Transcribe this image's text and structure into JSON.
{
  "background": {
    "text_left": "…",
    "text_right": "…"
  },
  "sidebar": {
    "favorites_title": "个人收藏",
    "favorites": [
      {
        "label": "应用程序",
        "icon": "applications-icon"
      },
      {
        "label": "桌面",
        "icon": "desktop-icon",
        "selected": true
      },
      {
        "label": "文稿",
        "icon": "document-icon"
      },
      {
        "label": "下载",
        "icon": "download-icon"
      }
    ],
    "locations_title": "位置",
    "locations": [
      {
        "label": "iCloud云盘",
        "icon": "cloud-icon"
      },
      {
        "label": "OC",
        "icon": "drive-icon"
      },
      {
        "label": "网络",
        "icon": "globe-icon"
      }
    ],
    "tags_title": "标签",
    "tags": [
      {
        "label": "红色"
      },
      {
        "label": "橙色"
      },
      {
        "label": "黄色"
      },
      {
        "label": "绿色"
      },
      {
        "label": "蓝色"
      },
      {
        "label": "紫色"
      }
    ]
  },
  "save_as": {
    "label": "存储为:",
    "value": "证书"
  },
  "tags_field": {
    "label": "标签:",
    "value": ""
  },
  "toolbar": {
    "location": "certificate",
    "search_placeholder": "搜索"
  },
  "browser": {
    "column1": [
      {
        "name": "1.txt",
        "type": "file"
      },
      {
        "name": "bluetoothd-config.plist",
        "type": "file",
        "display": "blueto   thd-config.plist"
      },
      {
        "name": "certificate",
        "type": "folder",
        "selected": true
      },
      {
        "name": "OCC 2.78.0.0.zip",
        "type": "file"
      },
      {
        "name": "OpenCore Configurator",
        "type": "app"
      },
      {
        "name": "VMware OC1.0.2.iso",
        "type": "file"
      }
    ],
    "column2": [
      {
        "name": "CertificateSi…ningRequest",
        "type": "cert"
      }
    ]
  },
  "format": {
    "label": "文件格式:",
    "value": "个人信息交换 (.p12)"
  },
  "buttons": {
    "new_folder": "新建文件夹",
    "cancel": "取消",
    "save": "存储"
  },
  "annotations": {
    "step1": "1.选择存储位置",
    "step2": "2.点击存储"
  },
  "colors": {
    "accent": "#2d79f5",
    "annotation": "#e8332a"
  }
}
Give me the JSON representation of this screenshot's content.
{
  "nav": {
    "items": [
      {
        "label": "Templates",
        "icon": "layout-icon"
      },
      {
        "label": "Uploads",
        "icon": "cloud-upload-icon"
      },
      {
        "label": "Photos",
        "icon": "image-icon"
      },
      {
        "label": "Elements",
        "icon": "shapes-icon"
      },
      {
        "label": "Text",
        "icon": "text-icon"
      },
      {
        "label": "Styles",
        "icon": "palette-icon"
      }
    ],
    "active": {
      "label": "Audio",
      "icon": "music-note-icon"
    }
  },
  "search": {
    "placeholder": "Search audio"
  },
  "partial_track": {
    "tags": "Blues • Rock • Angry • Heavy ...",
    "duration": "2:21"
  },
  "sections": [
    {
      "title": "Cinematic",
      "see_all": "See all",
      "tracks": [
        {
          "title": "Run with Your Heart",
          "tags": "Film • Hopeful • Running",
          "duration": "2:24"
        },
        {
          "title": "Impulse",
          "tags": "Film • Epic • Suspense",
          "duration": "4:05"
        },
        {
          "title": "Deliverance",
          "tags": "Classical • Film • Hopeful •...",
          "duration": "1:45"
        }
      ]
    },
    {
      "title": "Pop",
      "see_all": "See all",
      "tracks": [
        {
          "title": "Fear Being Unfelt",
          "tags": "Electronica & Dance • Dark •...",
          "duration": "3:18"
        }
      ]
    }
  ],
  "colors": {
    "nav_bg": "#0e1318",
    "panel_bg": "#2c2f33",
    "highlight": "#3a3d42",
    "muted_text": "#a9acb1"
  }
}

----

Directions >> Please return the data above exactly as given.

Output for this task >>
Transcribe this image's text and structure into JSON.
{
  "background": {
    "text_left": "…",
    "text_right": "…"
  },
  "sidebar": {
    "favorites_title": "个人收藏",
    "favorites": [
      {
        "label": "应用程序",
        "icon": "applications-icon"
      },
      {
        "label": "桌面",
        "icon": "desktop-icon",
        "selected": true
      },
      {
        "label": "文稿",
        "icon": "document-icon"
      },
      {
        "label": "下载",
        "icon": "download-icon"
      }
    ],
    "locations_title": "位置",
    "locations": [
      {
        "label": "iCloud云盘",
        "icon": "cloud-icon"
      },
      {
        "label": "OC",
        "icon": "drive-icon"
      },
      {
        "label": "网络",
        "icon": "globe-icon"
      }
    ],
    "tags_title": "标签",
    "tags": [
      {
        "label": "红色"
      },
      {
        "label": "橙色"
      },
      {
        "label": "黄色"
      },
      {
        "label": "绿色"
      },
      {
        "label": "蓝色"
      },
      {
        "label": "紫色"
      }
    ]
  },
  "save_as": {
    "label": "存储为:",
    "value": "证书"
  },
  "tags_field": {
    "label": "标签:",
    "value": ""
  },
  "toolbar": {
    "location": "certificate",
    "search_placeholder": "搜索"
  },
  "browser": {
    "column1": [
      {
        "name": "1.txt",
        "type": "file"
      },
      {
        "name": "bluetoothd-config.plist",
        "type": "file",
        "display": "blueto   thd-config.plist"
      },
      {
        "name": "certificate",
        "type": "folder",
        "selected": true
      },
      {
        "name": "OCC 2.78.0.0.zip",
        "type": "file"
      },
      {
        "name": "OpenCore Configurator",
        "type": "app"
      },
      {
        "name": "VMware OC1.0.2.iso",
        "type": "file"
      }
    ],
    "column2": [
      {
        "name": "CertificateSi…ningRequest",
        "type": "cert"
      }
    ]
  },
  "format": {
    "label": "文件格式:",
    "value": "个人信息交换 (.p12)"
  },
  "buttons": {
    "new_folder": "新建文件夹",
    "cancel": "取消",
    "save": "存储"
  },
  "annotations": {
    "step1": "1.选择存储位置",
    "step2": "2.点击存储"
  },
  "colors": {
    "accent": "#2d79f5",
    "annotation": "#e8332a"
  }
}
Give me the JSON representation of this screenshot's content.
{
  "nav": {
    "items": [
      {
        "label": "Templates",
        "icon": "layout-icon"
      },
      {
        "label": "Uploads",
        "icon": "cloud-upload-icon"
      },
      {
        "label": "Photos",
        "icon": "image-icon"
      },
      {
        "label": "Elements",
        "icon": "shapes-icon"
      },
      {
        "label": "Text",
        "icon": "text-icon"
      },
      {
        "label": "Styles",
        "icon": "palette-icon"
      }
    ],
    "active": {
      "label": "Audio",
      "icon": "music-note-icon"
    }
  },
  "search": {
    "placeholder": "Search audio"
  },
  "partial_track": {
    "tags": "Blues • Rock • Angry • Heavy ...",
    "duration": "2:21"
  },
  "sections": [
    {
      "title": "Cinematic",
      "see_all": "See all",
      "tracks": [
        {
          "title": "Run with Your Heart",
          "tags": "Film • Hopeful • Running",
          "duration": "2:24"
        },
        {
          "title": "Impulse",
          "tags": "Film • Epic • Suspense",
          "duration": "4:05"
        },
        {
          "title": "Deliverance",
          "tags": "Classical • Film • Hopeful •...",
          "duration": "1:45"
        }
      ]
    },
    {
      "title": "Pop",
      "see_all": "See all",
      "tracks": [
        {
          "title": "Fear Being Unfelt",
          "tags": "Electronica & Dance • Dark •...",
          "duration": "3:18"
        }
      ]
    }
  ],
  "colors": {
    "nav_bg": "#0e1318",
    "panel_bg": "#2c2f33",
    "highlight": "#3a3d42",
    "muted_text": "#a9acb1"
  }
}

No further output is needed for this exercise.